[What you should do] Please format the listing from its first line through the line containing "- column-header: 30대", both included, as a JSON list of strings with one string per line, leaving out blank lines.

(Layout region records)

--- BEGIN ---

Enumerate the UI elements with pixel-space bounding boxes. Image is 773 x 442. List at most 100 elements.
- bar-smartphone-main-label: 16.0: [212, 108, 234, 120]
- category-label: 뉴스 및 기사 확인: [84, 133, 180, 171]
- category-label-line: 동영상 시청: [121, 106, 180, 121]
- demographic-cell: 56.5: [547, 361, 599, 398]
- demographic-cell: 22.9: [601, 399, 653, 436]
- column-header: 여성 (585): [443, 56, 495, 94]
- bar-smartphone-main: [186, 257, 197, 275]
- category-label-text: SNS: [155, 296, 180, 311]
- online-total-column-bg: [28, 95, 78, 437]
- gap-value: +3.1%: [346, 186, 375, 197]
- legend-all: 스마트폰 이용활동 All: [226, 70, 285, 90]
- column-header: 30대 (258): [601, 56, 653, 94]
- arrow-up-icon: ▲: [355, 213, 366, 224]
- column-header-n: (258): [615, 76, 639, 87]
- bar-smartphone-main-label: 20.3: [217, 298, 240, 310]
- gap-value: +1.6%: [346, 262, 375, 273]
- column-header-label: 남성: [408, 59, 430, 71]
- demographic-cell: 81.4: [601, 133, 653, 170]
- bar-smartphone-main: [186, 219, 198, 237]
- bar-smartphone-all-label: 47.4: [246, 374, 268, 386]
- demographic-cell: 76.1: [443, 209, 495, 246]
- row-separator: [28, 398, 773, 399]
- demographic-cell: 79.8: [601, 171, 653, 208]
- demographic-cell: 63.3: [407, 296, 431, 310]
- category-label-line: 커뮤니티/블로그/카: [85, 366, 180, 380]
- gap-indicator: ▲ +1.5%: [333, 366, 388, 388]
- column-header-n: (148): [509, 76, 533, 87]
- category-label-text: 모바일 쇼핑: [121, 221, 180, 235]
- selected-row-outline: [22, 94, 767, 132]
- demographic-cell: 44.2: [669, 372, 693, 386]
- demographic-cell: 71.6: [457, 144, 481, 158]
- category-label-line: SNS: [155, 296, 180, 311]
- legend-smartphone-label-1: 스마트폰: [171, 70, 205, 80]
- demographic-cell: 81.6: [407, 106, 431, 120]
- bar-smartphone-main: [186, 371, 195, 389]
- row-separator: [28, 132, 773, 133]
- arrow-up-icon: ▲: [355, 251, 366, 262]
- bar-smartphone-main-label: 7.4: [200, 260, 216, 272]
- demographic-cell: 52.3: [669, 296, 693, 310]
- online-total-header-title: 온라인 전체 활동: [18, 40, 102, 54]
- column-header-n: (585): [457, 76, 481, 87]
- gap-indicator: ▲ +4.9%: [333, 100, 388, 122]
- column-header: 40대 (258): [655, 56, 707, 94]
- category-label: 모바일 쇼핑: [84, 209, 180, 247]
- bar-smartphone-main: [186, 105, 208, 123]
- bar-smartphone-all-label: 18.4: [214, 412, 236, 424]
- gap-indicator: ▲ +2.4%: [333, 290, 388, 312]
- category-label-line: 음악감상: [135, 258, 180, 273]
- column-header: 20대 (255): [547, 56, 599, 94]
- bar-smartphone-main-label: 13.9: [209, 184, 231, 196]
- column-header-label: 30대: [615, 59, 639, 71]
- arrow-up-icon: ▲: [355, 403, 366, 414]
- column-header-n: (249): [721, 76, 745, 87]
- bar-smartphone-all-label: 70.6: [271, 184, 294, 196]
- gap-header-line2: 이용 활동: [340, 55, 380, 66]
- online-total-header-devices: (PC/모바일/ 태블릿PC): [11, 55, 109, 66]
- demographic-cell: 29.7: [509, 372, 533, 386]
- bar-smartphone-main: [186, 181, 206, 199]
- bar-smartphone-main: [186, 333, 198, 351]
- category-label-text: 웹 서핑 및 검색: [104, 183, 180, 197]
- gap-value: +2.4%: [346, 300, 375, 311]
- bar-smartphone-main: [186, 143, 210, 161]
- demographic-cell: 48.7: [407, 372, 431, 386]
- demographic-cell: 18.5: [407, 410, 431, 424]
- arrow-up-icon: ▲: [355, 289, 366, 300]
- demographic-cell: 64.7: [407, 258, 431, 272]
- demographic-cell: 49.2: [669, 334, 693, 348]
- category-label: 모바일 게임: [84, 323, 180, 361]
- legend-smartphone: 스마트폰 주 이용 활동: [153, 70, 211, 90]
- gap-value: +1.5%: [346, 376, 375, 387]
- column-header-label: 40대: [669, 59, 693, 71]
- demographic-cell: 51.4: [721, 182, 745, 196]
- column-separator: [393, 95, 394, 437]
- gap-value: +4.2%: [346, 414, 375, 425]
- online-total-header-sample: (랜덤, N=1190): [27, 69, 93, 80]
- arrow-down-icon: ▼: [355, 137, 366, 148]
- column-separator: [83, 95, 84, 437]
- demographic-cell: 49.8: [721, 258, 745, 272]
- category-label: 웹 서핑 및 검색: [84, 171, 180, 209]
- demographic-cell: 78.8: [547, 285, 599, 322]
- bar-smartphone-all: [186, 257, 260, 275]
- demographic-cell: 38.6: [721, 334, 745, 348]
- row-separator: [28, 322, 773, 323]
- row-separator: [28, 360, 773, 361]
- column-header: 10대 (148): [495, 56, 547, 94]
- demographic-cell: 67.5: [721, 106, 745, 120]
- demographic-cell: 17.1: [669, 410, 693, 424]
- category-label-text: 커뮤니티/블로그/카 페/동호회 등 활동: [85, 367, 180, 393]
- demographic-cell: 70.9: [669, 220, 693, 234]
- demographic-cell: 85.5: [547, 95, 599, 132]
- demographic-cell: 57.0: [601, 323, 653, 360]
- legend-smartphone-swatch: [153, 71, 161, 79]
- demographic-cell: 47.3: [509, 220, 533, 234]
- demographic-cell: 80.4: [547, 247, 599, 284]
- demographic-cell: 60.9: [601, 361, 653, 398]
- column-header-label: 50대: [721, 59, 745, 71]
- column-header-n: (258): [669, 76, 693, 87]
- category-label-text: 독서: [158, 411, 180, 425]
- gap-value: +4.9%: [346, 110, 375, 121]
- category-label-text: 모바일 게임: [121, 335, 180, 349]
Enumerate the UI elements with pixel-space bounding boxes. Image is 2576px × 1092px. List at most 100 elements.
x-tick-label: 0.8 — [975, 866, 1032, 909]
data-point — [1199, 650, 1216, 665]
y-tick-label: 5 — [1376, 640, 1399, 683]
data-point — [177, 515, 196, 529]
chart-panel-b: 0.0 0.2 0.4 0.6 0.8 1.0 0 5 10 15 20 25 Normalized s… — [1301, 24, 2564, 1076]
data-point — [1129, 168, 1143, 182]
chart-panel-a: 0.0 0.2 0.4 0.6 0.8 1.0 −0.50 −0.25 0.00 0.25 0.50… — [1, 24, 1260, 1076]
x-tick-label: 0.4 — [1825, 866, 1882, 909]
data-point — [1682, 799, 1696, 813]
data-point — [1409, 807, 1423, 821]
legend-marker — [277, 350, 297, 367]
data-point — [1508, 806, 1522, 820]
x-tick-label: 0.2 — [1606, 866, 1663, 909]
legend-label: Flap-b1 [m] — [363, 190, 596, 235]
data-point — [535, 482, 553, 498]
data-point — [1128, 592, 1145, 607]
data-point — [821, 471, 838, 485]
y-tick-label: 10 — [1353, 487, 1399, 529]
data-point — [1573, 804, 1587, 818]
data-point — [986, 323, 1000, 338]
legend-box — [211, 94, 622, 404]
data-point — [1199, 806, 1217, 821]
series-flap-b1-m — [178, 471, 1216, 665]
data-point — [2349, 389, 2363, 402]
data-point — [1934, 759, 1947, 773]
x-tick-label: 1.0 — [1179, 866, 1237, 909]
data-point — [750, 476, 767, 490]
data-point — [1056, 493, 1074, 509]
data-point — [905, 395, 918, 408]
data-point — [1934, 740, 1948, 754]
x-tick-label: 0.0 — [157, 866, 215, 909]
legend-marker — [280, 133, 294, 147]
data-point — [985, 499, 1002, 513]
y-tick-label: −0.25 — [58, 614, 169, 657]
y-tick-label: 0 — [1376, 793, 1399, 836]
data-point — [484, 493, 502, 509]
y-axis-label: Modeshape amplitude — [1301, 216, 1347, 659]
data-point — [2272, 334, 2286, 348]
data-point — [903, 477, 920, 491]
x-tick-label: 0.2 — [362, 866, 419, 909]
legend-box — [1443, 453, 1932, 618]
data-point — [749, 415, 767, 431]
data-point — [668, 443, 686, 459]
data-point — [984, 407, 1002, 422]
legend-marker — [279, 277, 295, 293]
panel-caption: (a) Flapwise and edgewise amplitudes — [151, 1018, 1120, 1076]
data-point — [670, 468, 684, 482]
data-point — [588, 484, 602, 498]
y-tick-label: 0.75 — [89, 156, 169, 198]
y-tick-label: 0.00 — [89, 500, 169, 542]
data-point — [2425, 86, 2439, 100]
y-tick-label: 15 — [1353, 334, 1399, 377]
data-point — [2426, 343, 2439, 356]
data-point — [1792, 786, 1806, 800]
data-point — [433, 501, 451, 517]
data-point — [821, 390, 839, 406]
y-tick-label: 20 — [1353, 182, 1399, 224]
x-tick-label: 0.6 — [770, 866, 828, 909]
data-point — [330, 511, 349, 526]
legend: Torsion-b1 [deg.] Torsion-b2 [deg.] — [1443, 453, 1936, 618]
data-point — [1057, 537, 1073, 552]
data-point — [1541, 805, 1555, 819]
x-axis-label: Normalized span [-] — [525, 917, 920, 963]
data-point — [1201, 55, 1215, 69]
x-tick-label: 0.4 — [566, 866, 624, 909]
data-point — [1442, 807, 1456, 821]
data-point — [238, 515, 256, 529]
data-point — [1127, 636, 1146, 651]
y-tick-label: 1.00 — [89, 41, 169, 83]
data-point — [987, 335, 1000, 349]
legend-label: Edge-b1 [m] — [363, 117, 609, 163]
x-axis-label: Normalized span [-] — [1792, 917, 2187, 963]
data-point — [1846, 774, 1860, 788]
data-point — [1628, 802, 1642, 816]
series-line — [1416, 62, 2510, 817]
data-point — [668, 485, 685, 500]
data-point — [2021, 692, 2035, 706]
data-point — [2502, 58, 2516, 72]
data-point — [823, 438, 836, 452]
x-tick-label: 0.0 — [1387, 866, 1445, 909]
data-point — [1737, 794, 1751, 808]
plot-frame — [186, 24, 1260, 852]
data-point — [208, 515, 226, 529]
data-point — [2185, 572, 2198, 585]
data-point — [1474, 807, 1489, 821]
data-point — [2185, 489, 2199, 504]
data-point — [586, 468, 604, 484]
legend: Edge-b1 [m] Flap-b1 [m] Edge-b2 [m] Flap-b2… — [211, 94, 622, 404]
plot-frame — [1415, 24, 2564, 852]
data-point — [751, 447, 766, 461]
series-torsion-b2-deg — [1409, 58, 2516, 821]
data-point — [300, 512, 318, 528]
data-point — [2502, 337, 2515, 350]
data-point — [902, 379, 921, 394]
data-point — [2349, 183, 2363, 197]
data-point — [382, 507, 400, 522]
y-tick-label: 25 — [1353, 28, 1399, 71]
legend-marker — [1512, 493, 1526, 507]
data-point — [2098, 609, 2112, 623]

--- END ---

[Task answer]
[
  "Enumerate the UI elements with pixel-space bounding boxes. Image is 773 x 442. List at most 100 elements.",
  "- bar-smartphone-main-label: 16.0: [212, 108, 234, 120]",
  "- category-label: 뉴스 및 기사 확인: [84, 133, 180, 171]",
  "- category-label-line: 동영상 시청: [121, 106, 180, 121]",
  "- demographic-cell: 56.5: [547, 361, 599, 398]",
  "- demographic-cell: 22.9: [601, 399, 653, 436]",
  "- column-header: 여성 (585): [443, 56, 495, 94]",
  "- bar-smartphone-main: [186, 257, 197, 275]",
  "- category-label-text: SNS: [155, 296, 180, 311]",
  "- online-total-column-bg: [28, 95, 78, 437]",
  "- gap-value: +3.1%: [346, 186, 375, 197]",
  "- legend-all: 스마트폰 이용활동 All: [226, 70, 285, 90]",
  "- column-header: 30대 (258): [601, 56, 653, 94]"
]